(Data records)

=====

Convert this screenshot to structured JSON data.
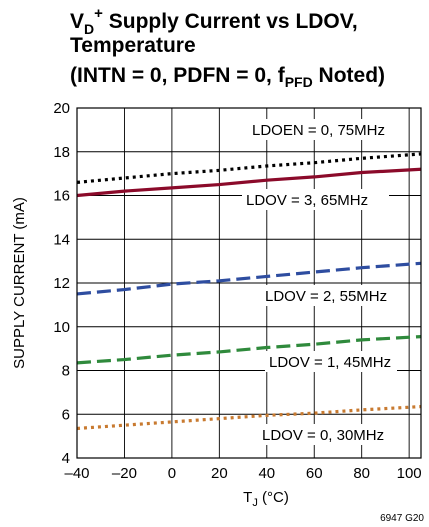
{
  "chart_data": {
    "type": "line",
    "title": {
      "line1_main": "V",
      "line1_sub": "D",
      "line1_sup": "+",
      "line1_rest": " Supply Current vs LDOV,",
      "line2": "Temperature",
      "line3_main": "(INTN = 0, PDFN = 0, f",
      "line3_sub": "PFD",
      "line3_rest": " Noted)"
    },
    "xlabel": {
      "main": "T",
      "sub": "J",
      "rest": " (°C)"
    },
    "ylabel": "SUPPLY CURRENT (mA)",
    "xlim": [
      -40,
      105
    ],
    "ylim": [
      4,
      20
    ],
    "xticks": [
      -40,
      -20,
      0,
      20,
      40,
      60,
      80,
      100
    ],
    "xtick_labels": [
      "–40",
      "–20",
      "0",
      "20",
      "40",
      "60",
      "80",
      "100"
    ],
    "yticks": [
      4,
      6,
      8,
      10,
      12,
      14,
      16,
      18,
      20
    ],
    "ytick_labels": [
      "4",
      "6",
      "8",
      "10",
      "12",
      "14",
      "16",
      "18",
      "20"
    ],
    "grid": true,
    "series": [
      {
        "name": "LDOEN = 0, 75MHz",
        "color": "#000000",
        "style": "dotted",
        "x": [
          -40,
          -20,
          0,
          20,
          40,
          60,
          80,
          105
        ],
        "y": [
          16.6,
          16.8,
          17.0,
          17.15,
          17.35,
          17.5,
          17.7,
          17.9
        ]
      },
      {
        "name": "LDOV = 3, 65MHz",
        "color": "#8b0a2a",
        "style": "solid",
        "x": [
          -40,
          -20,
          0,
          20,
          40,
          60,
          80,
          105
        ],
        "y": [
          16.0,
          16.2,
          16.35,
          16.5,
          16.7,
          16.85,
          17.05,
          17.2
        ]
      },
      {
        "name": "LDOV = 2, 55MHz",
        "color": "#2e4da0",
        "style": "dashed",
        "x": [
          -40,
          -20,
          0,
          20,
          40,
          60,
          80,
          105
        ],
        "y": [
          11.5,
          11.7,
          11.95,
          12.1,
          12.3,
          12.5,
          12.7,
          12.9
        ]
      },
      {
        "name": "LDOV = 1, 45MHz",
        "color": "#2f8a3c",
        "style": "dashed",
        "x": [
          -40,
          -20,
          0,
          20,
          40,
          60,
          80,
          105
        ],
        "y": [
          8.35,
          8.5,
          8.7,
          8.85,
          9.05,
          9.2,
          9.4,
          9.55
        ]
      },
      {
        "name": "LDOV = 0, 30MHz",
        "color": "#c87a30",
        "style": "dotted",
        "x": [
          -40,
          -20,
          0,
          20,
          40,
          60,
          80,
          105
        ],
        "y": [
          5.35,
          5.5,
          5.65,
          5.8,
          5.95,
          6.05,
          6.2,
          6.35
        ]
      }
    ],
    "annotations": [
      {
        "text": "LDOEN = 0, 75MHz",
        "series": 0
      },
      {
        "text": "LDOV = 3, 65MHz",
        "series": 1
      },
      {
        "text": "LDOV = 2, 55MHz",
        "series": 2
      },
      {
        "text": "LDOV = 1, 45MHz",
        "series": 3
      },
      {
        "text": "LDOV = 0, 30MHz",
        "series": 4
      }
    ],
    "footnote": "6947 G20"
  }
}
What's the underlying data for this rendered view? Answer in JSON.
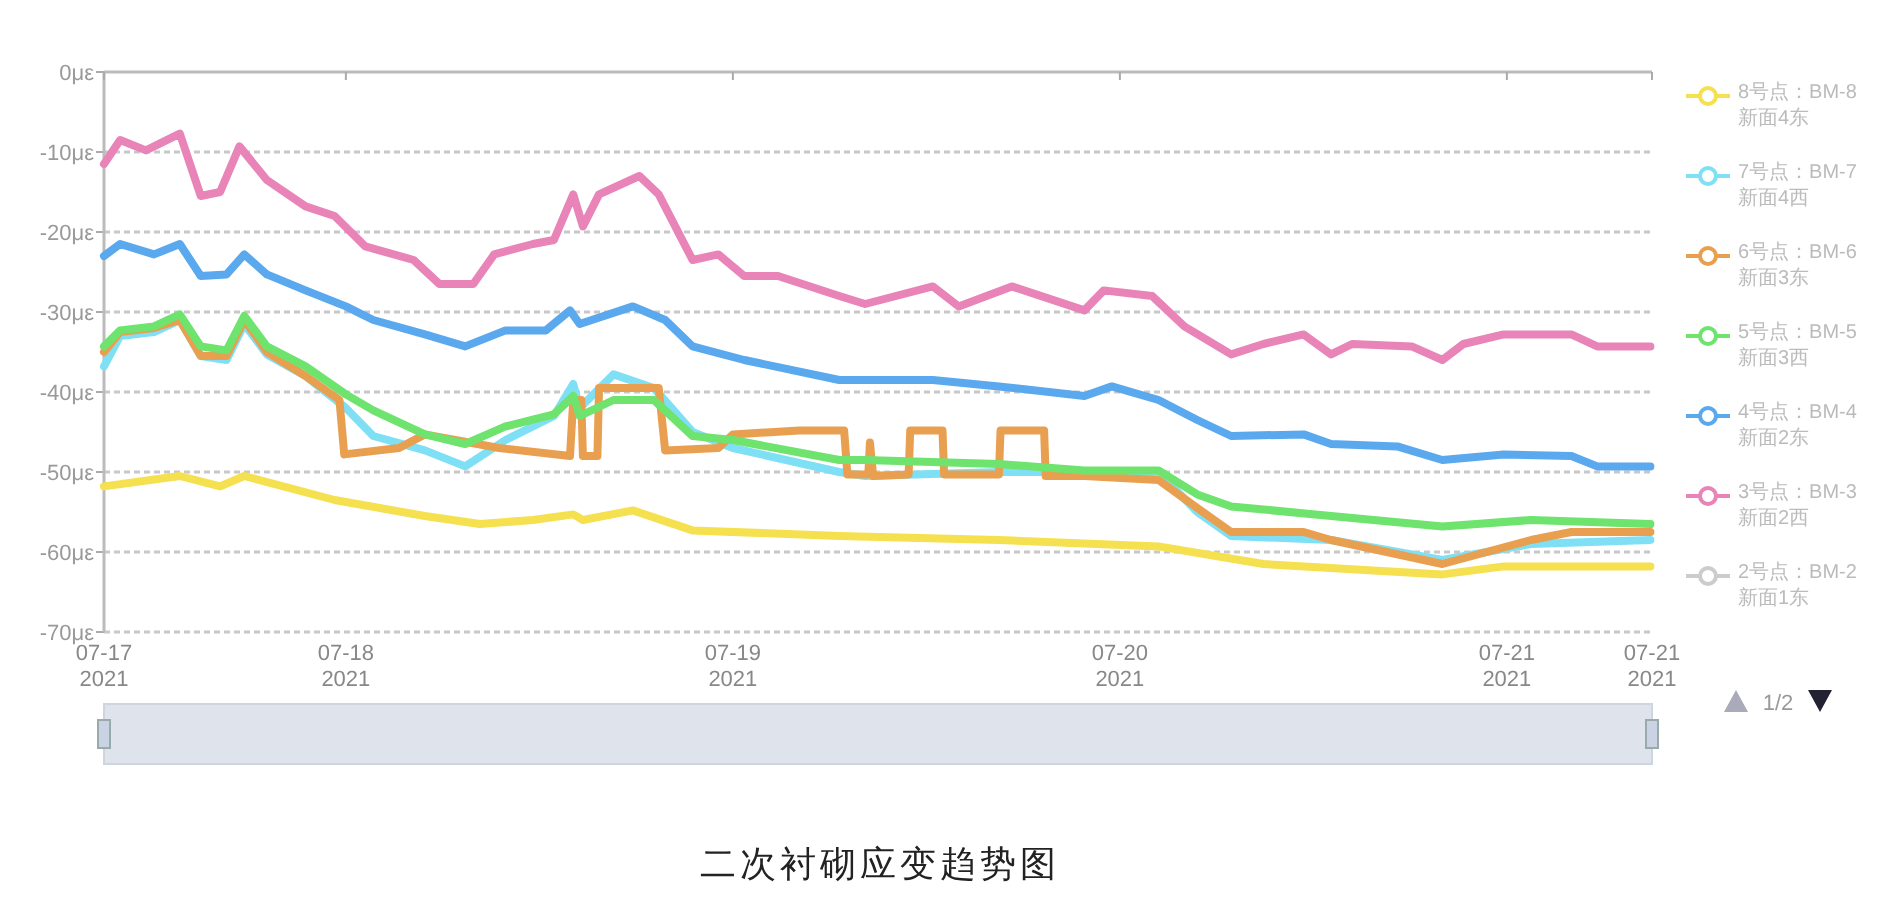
{
  "chart_data": {
    "type": "line",
    "title": "二次衬砌应变趋势图",
    "xlim": [
      "2021-07-17T09:00",
      "2021-07-21T09:00"
    ],
    "xticks": [
      {
        "value": "2021-07-17T09:00",
        "label": "07-17 2021"
      },
      {
        "value": "2021-07-18T00:00",
        "label": "07-18 2021"
      },
      {
        "value": "2021-07-19T00:00",
        "label": "07-19 2021"
      },
      {
        "value": "2021-07-20T00:00",
        "label": "07-20 2021"
      },
      {
        "value": "2021-07-21T00:00",
        "label": "07-21 2021"
      },
      {
        "value": "2021-07-21T09:00",
        "label": "07-21 2021"
      }
    ],
    "ylim": [
      -70,
      0
    ],
    "yticks": [
      {
        "value": 0,
        "label": "0με"
      },
      {
        "value": -10,
        "label": "-10με"
      },
      {
        "value": -20,
        "label": "-20με"
      },
      {
        "value": -30,
        "label": "-30με"
      },
      {
        "value": -40,
        "label": "-40με"
      },
      {
        "value": -50,
        "label": "-50με"
      },
      {
        "value": -60,
        "label": "-60με"
      },
      {
        "value": -70,
        "label": "-70με"
      }
    ],
    "grid": "y",
    "legend": "right",
    "annotations": [
      "1/2"
    ],
    "series": [
      {
        "name": "8号点：BM-8 新面4东",
        "color": "#f5e050",
        "x": [
          "2021-07-17T09:00",
          "2021-07-17T13:42",
          "2021-07-17T16:12",
          "2021-07-17T17:42",
          "2021-07-17T23:18",
          "2021-07-18T04:54",
          "2021-07-18T08:18",
          "2021-07-18T11:36",
          "2021-07-18T14:06",
          "2021-07-18T14:42",
          "2021-07-18T17:48",
          "2021-07-18T21:30",
          "2021-07-19T06:36",
          "2021-07-19T16:30",
          "2021-07-20T02:24",
          "2021-07-20T08:54",
          "2021-07-20T20:00",
          "2021-07-20T23:48",
          "2021-07-21T08:54"
        ],
        "values": [
          -51.8,
          -50.5,
          -51.8,
          -50.5,
          -53.5,
          -55.5,
          -56.5,
          -56,
          -55.3,
          -56,
          -54.8,
          -57.3,
          -58,
          -58.5,
          -59.3,
          -61.5,
          -62.8,
          -61.8,
          -61.8
        ]
      },
      {
        "name": "7号点：BM-7 新面4西",
        "color": "#7fe0f5",
        "x": [
          "2021-07-17T09:00",
          "2021-07-17T10:00",
          "2021-07-17T12:06",
          "2021-07-17T13:42",
          "2021-07-17T15:00",
          "2021-07-17T16:36",
          "2021-07-17T17:42",
          "2021-07-17T19:06",
          "2021-07-17T21:30",
          "2021-07-18T00:00",
          "2021-07-18T01:42",
          "2021-07-18T04:54",
          "2021-07-18T07:24",
          "2021-07-18T09:54",
          "2021-07-18T12:54",
          "2021-07-18T14:06",
          "2021-07-18T14:30",
          "2021-07-18T16:36",
          "2021-07-18T19:06",
          "2021-07-18T21:30",
          "2021-07-19T00:00",
          "2021-07-19T06:36",
          "2021-07-19T08:12",
          "2021-07-19T16:30",
          "2021-07-19T21:48",
          "2021-07-20T02:24",
          "2021-07-20T04:48",
          "2021-07-20T06:54",
          "2021-07-20T13:06",
          "2021-07-20T20:00",
          "2021-07-21T01:30",
          "2021-07-21T08:54"
        ],
        "values": [
          -36.8,
          -33,
          -32.5,
          -31,
          -35.5,
          -36,
          -31.5,
          -35.3,
          -38,
          -42,
          -45.5,
          -47.3,
          -49.3,
          -46,
          -43,
          -39,
          -42,
          -37.8,
          -39.5,
          -45,
          -47,
          -50,
          -50.5,
          -50,
          -50,
          -50,
          -55,
          -58,
          -58.5,
          -61,
          -59,
          -58.5
        ]
      },
      {
        "name": "6号点：BM-6 新面3东",
        "color": "#e8a050",
        "x": [
          "2021-07-17T09:00",
          "2021-07-17T10:00",
          "2021-07-17T12:06",
          "2021-07-17T13:42",
          "2021-07-17T15:00",
          "2021-07-17T16:36",
          "2021-07-17T17:42",
          "2021-07-17T19:06",
          "2021-07-17T21:30",
          "2021-07-17T23:36",
          "2021-07-17T23:54",
          "2021-07-18T03:18",
          "2021-07-18T04:54",
          "2021-07-18T09:30",
          "2021-07-18T13:54",
          "2021-07-18T14:06",
          "2021-07-18T14:36",
          "2021-07-18T14:42",
          "2021-07-18T15:36",
          "2021-07-18T15:42",
          "2021-07-18T19:24",
          "2021-07-18T19:48",
          "2021-07-18T23:06",
          "2021-07-19T00:00",
          "2021-07-19T04:06",
          "2021-07-19T06:54",
          "2021-07-19T07:06",
          "2021-07-19T08:24",
          "2021-07-19T08:30",
          "2021-07-19T08:42",
          "2021-07-19T10:54",
          "2021-07-19T11:00",
          "2021-07-19T13:00",
          "2021-07-19T13:06",
          "2021-07-19T16:30",
          "2021-07-19T16:36",
          "2021-07-19T19:18",
          "2021-07-19T19:24",
          "2021-07-19T21:48",
          "2021-07-20T02:24",
          "2021-07-20T04:48",
          "2021-07-20T06:54",
          "2021-07-20T11:24",
          "2021-07-20T13:06",
          "2021-07-20T20:00",
          "2021-07-21T01:30",
          "2021-07-21T04:00",
          "2021-07-21T08:54"
        ],
        "values": [
          -35,
          -32.5,
          -32,
          -31,
          -35.5,
          -35.5,
          -31,
          -35,
          -38,
          -41,
          -47.8,
          -47,
          -45.3,
          -47,
          -48,
          -41,
          -41,
          -48,
          -48,
          -39.5,
          -39.5,
          -47.3,
          -47,
          -45.3,
          -44.8,
          -44.8,
          -50.3,
          -50.3,
          -46.3,
          -50.5,
          -50.3,
          -44.8,
          -44.8,
          -50.3,
          -50.3,
          -44.8,
          -44.8,
          -50.5,
          -50.5,
          -51,
          -54.5,
          -57.5,
          -57.5,
          -58.5,
          -61.5,
          -58.5,
          -57.5,
          -57.5
        ]
      },
      {
        "name": "5号点：BM-5 新面3西",
        "color": "#6ee36e",
        "x": [
          "2021-07-17T09:00",
          "2021-07-17T10:00",
          "2021-07-17T12:06",
          "2021-07-17T13:42",
          "2021-07-17T15:00",
          "2021-07-17T16:36",
          "2021-07-17T17:42",
          "2021-07-17T19:06",
          "2021-07-17T21:30",
          "2021-07-18T00:00",
          "2021-07-18T01:42",
          "2021-07-18T04:54",
          "2021-07-18T07:24",
          "2021-07-18T09:54",
          "2021-07-18T12:54",
          "2021-07-18T14:06",
          "2021-07-18T14:30",
          "2021-07-18T16:36",
          "2021-07-18T19:06",
          "2021-07-18T21:30",
          "2021-07-19T00:00",
          "2021-07-19T06:36",
          "2021-07-19T08:12",
          "2021-07-19T16:30",
          "2021-07-19T21:48",
          "2021-07-20T02:24",
          "2021-07-20T04:48",
          "2021-07-20T06:54",
          "2021-07-20T13:06",
          "2021-07-20T20:00",
          "2021-07-21T01:30",
          "2021-07-21T08:54"
        ],
        "values": [
          -34.3,
          -32.3,
          -31.8,
          -30.3,
          -34.3,
          -34.8,
          -30.5,
          -34.3,
          -36.8,
          -40.3,
          -42.3,
          -45.3,
          -46.5,
          -44.3,
          -42.8,
          -40.5,
          -43,
          -41,
          -41,
          -45.5,
          -46,
          -48.5,
          -48.5,
          -49,
          -49.8,
          -49.8,
          -52.8,
          -54.3,
          -55.5,
          -56.8,
          -56,
          -56.5
        ]
      },
      {
        "name": "4号点：BM-4 新面2东",
        "color": "#5aa8ee",
        "x": [
          "2021-07-17T09:00",
          "2021-07-17T10:00",
          "2021-07-17T12:06",
          "2021-07-17T13:42",
          "2021-07-17T15:00",
          "2021-07-17T16:36",
          "2021-07-17T17:42",
          "2021-07-17T19:06",
          "2021-07-17T21:30",
          "2021-07-18T00:00",
          "2021-07-18T01:42",
          "2021-07-18T04:54",
          "2021-07-18T07:24",
          "2021-07-18T09:54",
          "2021-07-18T12:24",
          "2021-07-18T13:54",
          "2021-07-18T14:30",
          "2021-07-18T17:48",
          "2021-07-18T19:48",
          "2021-07-18T21:30",
          "2021-07-19T00:42",
          "2021-07-19T06:36",
          "2021-07-19T08:12",
          "2021-07-19T12:24",
          "2021-07-19T16:30",
          "2021-07-19T21:48",
          "2021-07-19T23:30",
          "2021-07-20T02:24",
          "2021-07-20T04:48",
          "2021-07-20T06:54",
          "2021-07-20T11:24",
          "2021-07-20T13:06",
          "2021-07-20T17:12",
          "2021-07-20T20:00",
          "2021-07-20T23:48",
          "2021-07-21T04:00",
          "2021-07-21T05:36",
          "2021-07-21T08:54"
        ],
        "values": [
          -23,
          -21.5,
          -22.8,
          -21.5,
          -25.5,
          -25.3,
          -22.8,
          -25.3,
          -27.3,
          -29.3,
          -31,
          -32.8,
          -34.3,
          -32.3,
          -32.3,
          -29.8,
          -31.5,
          -29.3,
          -31,
          -34.3,
          -36,
          -38.5,
          -38.5,
          -38.5,
          -39.3,
          -40.5,
          -39.3,
          -41,
          -43.5,
          -45.5,
          -45.3,
          -46.5,
          -46.8,
          -48.5,
          -47.8,
          -48,
          -49.3,
          -49.3
        ]
      },
      {
        "name": "3号点：BM-3 新面2西",
        "color": "#e884b8",
        "x": [
          "2021-07-17T09:00",
          "2021-07-17T10:00",
          "2021-07-17T11:36",
          "2021-07-17T13:42",
          "2021-07-17T15:00",
          "2021-07-17T16:12",
          "2021-07-17T17:24",
          "2021-07-17T19:06",
          "2021-07-17T21:30",
          "2021-07-17T23:18",
          "2021-07-18T01:12",
          "2021-07-18T04:12",
          "2021-07-18T05:48",
          "2021-07-18T07:54",
          "2021-07-18T09:12",
          "2021-07-18T11:36",
          "2021-07-18T12:54",
          "2021-07-18T14:06",
          "2021-07-18T14:42",
          "2021-07-18T15:42",
          "2021-07-18T18:12",
          "2021-07-18T19:24",
          "2021-07-18T21:30",
          "2021-07-18T23:06",
          "2021-07-19T00:42",
          "2021-07-19T02:48",
          "2021-07-19T06:36",
          "2021-07-19T08:12",
          "2021-07-19T12:24",
          "2021-07-19T14:00",
          "2021-07-19T17:18",
          "2021-07-19T21:48",
          "2021-07-19T23:00",
          "2021-07-20T02:00",
          "2021-07-20T04:00",
          "2021-07-20T06:54",
          "2021-07-20T08:54",
          "2021-07-20T11:24",
          "2021-07-20T13:06",
          "2021-07-20T14:24",
          "2021-07-20T18:06",
          "2021-07-20T20:00",
          "2021-07-20T21:18",
          "2021-07-20T23:48",
          "2021-07-21T04:00",
          "2021-07-21T05:36",
          "2021-07-21T08:54"
        ],
        "values": [
          -11.5,
          -8.5,
          -9.8,
          -7.7,
          -15.5,
          -15,
          -9.3,
          -13.5,
          -16.8,
          -18,
          -21.8,
          -23.5,
          -26.5,
          -26.5,
          -22.8,
          -21.5,
          -21,
          -15.3,
          -19.3,
          -15.3,
          -13,
          -15.3,
          -23.5,
          -22.8,
          -25.5,
          -25.5,
          -28,
          -29,
          -26.8,
          -29.3,
          -26.8,
          -29.8,
          -27.3,
          -28,
          -31.8,
          -35.3,
          -34,
          -32.8,
          -35.3,
          -34,
          -34.3,
          -36,
          -34,
          -32.8,
          -32.8,
          -34.3,
          -34.3
        ]
      },
      {
        "name": "2号点：BM-2 新面1东",
        "color": "#cccccc"
      }
    ]
  }
}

=====

> **To do**
Check each line of the records for "this" and copy the ones that contain it.

> **Task result**
Convert this screenshot to structured JSON data.
What's the underlying data for this rendered view? Answer in JSON.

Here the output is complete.